Your instructions:
Beneath this task is a listing; retype all of it exactly.

── Data to use

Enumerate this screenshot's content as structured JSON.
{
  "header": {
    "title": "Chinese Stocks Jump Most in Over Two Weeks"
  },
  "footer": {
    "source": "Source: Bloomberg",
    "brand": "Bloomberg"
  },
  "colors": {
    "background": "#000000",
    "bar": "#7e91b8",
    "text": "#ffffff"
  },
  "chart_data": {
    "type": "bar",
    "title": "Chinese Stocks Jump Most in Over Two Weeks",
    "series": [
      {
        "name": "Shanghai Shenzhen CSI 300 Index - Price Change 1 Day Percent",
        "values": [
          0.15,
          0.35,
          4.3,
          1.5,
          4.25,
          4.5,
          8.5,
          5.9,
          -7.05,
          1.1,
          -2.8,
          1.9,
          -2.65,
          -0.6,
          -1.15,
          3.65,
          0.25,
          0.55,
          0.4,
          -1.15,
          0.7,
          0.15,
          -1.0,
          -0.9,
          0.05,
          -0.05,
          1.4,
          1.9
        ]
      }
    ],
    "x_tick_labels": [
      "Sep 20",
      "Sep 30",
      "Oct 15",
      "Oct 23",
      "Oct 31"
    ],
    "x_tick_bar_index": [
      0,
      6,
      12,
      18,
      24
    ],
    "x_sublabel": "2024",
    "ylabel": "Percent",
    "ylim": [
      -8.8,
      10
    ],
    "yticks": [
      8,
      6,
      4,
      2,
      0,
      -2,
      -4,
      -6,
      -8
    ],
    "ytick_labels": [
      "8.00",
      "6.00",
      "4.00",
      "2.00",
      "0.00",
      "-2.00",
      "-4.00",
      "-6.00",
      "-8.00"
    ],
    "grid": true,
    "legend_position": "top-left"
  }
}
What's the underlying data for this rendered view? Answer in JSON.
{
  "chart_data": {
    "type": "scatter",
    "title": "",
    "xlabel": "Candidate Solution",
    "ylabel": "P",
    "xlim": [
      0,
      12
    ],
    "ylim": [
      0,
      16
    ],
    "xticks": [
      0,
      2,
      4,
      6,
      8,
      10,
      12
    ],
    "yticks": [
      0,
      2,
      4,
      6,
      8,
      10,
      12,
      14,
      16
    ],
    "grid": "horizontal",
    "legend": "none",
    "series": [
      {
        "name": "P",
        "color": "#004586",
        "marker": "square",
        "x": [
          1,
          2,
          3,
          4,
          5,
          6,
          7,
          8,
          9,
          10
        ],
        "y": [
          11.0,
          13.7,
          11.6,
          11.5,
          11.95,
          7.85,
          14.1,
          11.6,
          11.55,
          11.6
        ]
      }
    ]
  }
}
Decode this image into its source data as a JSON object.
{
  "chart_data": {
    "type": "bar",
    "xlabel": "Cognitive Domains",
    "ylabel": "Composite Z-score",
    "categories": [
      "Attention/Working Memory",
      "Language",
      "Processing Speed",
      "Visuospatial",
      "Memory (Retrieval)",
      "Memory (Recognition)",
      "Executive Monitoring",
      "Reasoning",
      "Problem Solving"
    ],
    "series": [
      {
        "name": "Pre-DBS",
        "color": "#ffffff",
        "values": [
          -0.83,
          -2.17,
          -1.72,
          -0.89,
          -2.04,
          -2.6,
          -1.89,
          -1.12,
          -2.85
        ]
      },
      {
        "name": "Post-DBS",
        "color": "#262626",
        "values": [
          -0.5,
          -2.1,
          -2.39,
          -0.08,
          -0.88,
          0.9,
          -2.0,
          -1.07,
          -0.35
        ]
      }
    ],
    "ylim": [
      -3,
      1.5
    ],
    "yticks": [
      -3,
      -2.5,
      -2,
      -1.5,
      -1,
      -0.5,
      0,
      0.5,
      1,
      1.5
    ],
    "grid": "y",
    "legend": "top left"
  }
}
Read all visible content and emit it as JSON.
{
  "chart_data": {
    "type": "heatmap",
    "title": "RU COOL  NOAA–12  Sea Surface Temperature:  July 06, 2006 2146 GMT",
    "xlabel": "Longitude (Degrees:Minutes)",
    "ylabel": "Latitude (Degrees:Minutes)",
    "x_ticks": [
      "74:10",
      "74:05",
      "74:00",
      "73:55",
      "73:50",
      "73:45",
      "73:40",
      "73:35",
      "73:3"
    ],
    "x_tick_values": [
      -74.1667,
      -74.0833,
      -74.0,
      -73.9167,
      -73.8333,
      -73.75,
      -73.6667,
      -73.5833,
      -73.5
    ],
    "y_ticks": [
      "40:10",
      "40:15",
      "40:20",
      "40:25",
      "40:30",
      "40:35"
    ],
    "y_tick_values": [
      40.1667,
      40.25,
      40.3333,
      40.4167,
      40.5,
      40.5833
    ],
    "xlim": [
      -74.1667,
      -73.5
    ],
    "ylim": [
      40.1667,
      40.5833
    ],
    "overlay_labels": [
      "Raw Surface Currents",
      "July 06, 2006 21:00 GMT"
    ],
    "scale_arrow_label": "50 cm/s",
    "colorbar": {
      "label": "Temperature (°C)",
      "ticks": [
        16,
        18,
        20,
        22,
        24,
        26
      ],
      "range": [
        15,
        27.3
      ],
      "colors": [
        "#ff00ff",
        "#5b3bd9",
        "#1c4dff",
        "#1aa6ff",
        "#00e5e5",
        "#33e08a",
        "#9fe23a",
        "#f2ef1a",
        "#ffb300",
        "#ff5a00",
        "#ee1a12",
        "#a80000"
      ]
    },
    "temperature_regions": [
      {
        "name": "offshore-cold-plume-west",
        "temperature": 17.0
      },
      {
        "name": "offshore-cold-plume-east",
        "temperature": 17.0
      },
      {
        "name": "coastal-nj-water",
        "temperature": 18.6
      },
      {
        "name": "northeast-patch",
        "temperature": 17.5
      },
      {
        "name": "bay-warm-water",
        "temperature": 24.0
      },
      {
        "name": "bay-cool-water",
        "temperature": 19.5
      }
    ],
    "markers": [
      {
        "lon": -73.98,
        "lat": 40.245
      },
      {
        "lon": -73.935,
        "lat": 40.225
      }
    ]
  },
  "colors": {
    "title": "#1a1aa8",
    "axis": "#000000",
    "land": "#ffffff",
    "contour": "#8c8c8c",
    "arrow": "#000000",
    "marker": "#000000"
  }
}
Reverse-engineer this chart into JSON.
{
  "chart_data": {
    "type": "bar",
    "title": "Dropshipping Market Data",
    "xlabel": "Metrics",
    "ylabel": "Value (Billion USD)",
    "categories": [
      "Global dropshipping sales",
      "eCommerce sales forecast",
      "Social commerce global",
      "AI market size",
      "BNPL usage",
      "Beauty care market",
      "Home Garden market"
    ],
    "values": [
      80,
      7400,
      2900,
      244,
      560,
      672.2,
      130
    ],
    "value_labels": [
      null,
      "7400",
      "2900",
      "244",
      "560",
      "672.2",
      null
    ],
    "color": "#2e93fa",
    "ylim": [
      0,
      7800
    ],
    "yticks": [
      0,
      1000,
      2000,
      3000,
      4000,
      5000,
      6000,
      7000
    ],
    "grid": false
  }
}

────

Answer:
Enumerate this screenshot's content as structured JSON.
{
  "header": {
    "title": "Chinese Stocks Jump Most in Over Two Weeks"
  },
  "footer": {
    "source": "Source: Bloomberg",
    "brand": "Bloomberg"
  },
  "colors": {
    "background": "#000000",
    "bar": "#7e91b8",
    "text": "#ffffff"
  },
  "chart_data": {
    "type": "bar",
    "title": "Chinese Stocks Jump Most in Over Two Weeks",
    "series": [
      {
        "name": "Shanghai Shenzhen CSI 300 Index - Price Change 1 Day Percent",
        "values": [
          0.15,
          0.35,
          4.3,
          1.5,
          4.25,
          4.5,
          8.5,
          5.9,
          -7.05,
          1.1,
          -2.8,
          1.9,
          -2.65,
          -0.6,
          -1.15,
          3.65,
          0.25,
          0.55,
          0.4,
          -1.15,
          0.7,
          0.15,
          -1.0,
          -0.9,
          0.05,
          -0.05,
          1.4,
          1.9
        ]
      }
    ],
    "x_tick_labels": [
      "Sep 20",
      "Sep 30",
      "Oct 15",
      "Oct 23",
      "Oct 31"
    ],
    "x_tick_bar_index": [
      0,
      6,
      12,
      18,
      24
    ],
    "x_sublabel": "2024",
    "ylabel": "Percent",
    "ylim": [
      -8.8,
      10
    ],
    "yticks": [
      8,
      6,
      4,
      2,
      0,
      -2,
      -4,
      -6,
      -8
    ],
    "ytick_labels": [
      "8.00",
      "6.00",
      "4.00",
      "2.00",
      "0.00",
      "-2.00",
      "-4.00",
      "-6.00",
      "-8.00"
    ],
    "grid": true,
    "legend_position": "top-left"
  }
}
What's the underlying data for this rendered view? Answer in JSON.
{
  "chart_data": {
    "type": "scatter",
    "title": "",
    "xlabel": "Candidate Solution",
    "ylabel": "P",
    "xlim": [
      0,
      12
    ],
    "ylim": [
      0,
      16
    ],
    "xticks": [
      0,
      2,
      4,
      6,
      8,
      10,
      12
    ],
    "yticks": [
      0,
      2,
      4,
      6,
      8,
      10,
      12,
      14,
      16
    ],
    "grid": "horizontal",
    "legend": "none",
    "series": [
      {
        "name": "P",
        "color": "#004586",
        "marker": "square",
        "x": [
          1,
          2,
          3,
          4,
          5,
          6,
          7,
          8,
          9,
          10
        ],
        "y": [
          11.0,
          13.7,
          11.6,
          11.5,
          11.95,
          7.85,
          14.1,
          11.6,
          11.55,
          11.6
        ]
      }
    ]
  }
}
Decode this image into its source data as a JSON object.
{
  "chart_data": {
    "type": "bar",
    "xlabel": "Cognitive Domains",
    "ylabel": "Composite Z-score",
    "categories": [
      "Attention/Working Memory",
      "Language",
      "Processing Speed",
      "Visuospatial",
      "Memory (Retrieval)",
      "Memory (Recognition)",
      "Executive Monitoring",
      "Reasoning",
      "Problem Solving"
    ],
    "series": [
      {
        "name": "Pre-DBS",
        "color": "#ffffff",
        "values": [
          -0.83,
          -2.17,
          -1.72,
          -0.89,
          -2.04,
          -2.6,
          -1.89,
          -1.12,
          -2.85
        ]
      },
      {
        "name": "Post-DBS",
        "color": "#262626",
        "values": [
          -0.5,
          -2.1,
          -2.39,
          -0.08,
          -0.88,
          0.9,
          -2.0,
          -1.07,
          -0.35
        ]
      }
    ],
    "ylim": [
      -3,
      1.5
    ],
    "yticks": [
      -3,
      -2.5,
      -2,
      -1.5,
      -1,
      -0.5,
      0,
      0.5,
      1,
      1.5
    ],
    "grid": "y",
    "legend": "top left"
  }
}
Read all visible content and emit it as JSON.
{
  "chart_data": {
    "type": "heatmap",
    "title": "RU COOL  NOAA–12  Sea Surface Temperature:  July 06, 2006 2146 GMT",
    "xlabel": "Longitude (Degrees:Minutes)",
    "ylabel": "Latitude (Degrees:Minutes)",
    "x_ticks": [
      "74:10",
      "74:05",
      "74:00",
      "73:55",
      "73:50",
      "73:45",
      "73:40",
      "73:35",
      "73:3"
    ],
    "x_tick_values": [
      -74.1667,
      -74.0833,
      -74.0,
      -73.9167,
      -73.8333,
      -73.75,
      -73.6667,
      -73.5833,
      -73.5
    ],
    "y_ticks": [
      "40:10",
      "40:15",
      "40:20",
      "40:25",
      "40:30",
      "40:35"
    ],
    "y_tick_values": [
      40.1667,
      40.25,
      40.3333,
      40.4167,
      40.5,
      40.5833
    ],
    "xlim": [
      -74.1667,
      -73.5
    ],
    "ylim": [
      40.1667,
      40.5833
    ],
    "overlay_labels": [
      "Raw Surface Currents",
      "July 06, 2006 21:00 GMT"
    ],
    "scale_arrow_label": "50 cm/s",
    "colorbar": {
      "label": "Temperature (°C)",
      "ticks": [
        16,
        18,
        20,
        22,
        24,
        26
      ],
      "range": [
        15,
        27.3
      ],
      "colors": [
        "#ff00ff",
        "#5b3bd9",
        "#1c4dff",
        "#1aa6ff",
        "#00e5e5",
        "#33e08a",
        "#9fe23a",
        "#f2ef1a",
        "#ffb300",
        "#ff5a00",
        "#ee1a12",
        "#a80000"
      ]
    },
    "temperature_regions": [
      {
        "name": "offshore-cold-plume-west",
        "temperature": 17.0
      },
      {
        "name": "offshore-cold-plume-east",
        "temperature": 17.0
      },
      {
        "name": "coastal-nj-water",
        "temperature": 18.6
      },
      {
        "name": "northeast-patch",
        "temperature": 17.5
      },
      {
        "name": "bay-warm-water",
        "temperature": 24.0
      },
      {
        "name": "bay-cool-water",
        "temperature": 19.5
      }
    ],
    "markers": [
      {
        "lon": -73.98,
        "lat": 40.245
      },
      {
        "lon": -73.935,
        "lat": 40.225
      }
    ]
  },
  "colors": {
    "title": "#1a1aa8",
    "axis": "#000000",
    "land": "#ffffff",
    "contour": "#8c8c8c",
    "arrow": "#000000",
    "marker": "#000000"
  }
}
Reverse-engineer this chart into JSON.
{
  "chart_data": {
    "type": "bar",
    "title": "Dropshipping Market Data",
    "xlabel": "Metrics",
    "ylabel": "Value (Billion USD)",
    "categories": [
      "Global dropshipping sales",
      "eCommerce sales forecast",
      "Social commerce global",
      "AI market size",
      "BNPL usage",
      "Beauty care market",
      "Home Garden market"
    ],
    "values": [
      80,
      7400,
      2900,
      244,
      560,
      672.2,
      130
    ],
    "value_labels": [
      null,
      "7400",
      "2900",
      "244",
      "560",
      "672.2",
      null
    ],
    "color": "#2e93fa",
    "ylim": [
      0,
      7800
    ],
    "yticks": [
      0,
      1000,
      2000,
      3000,
      4000,
      5000,
      6000,
      7000
    ],
    "grid": false
  }
}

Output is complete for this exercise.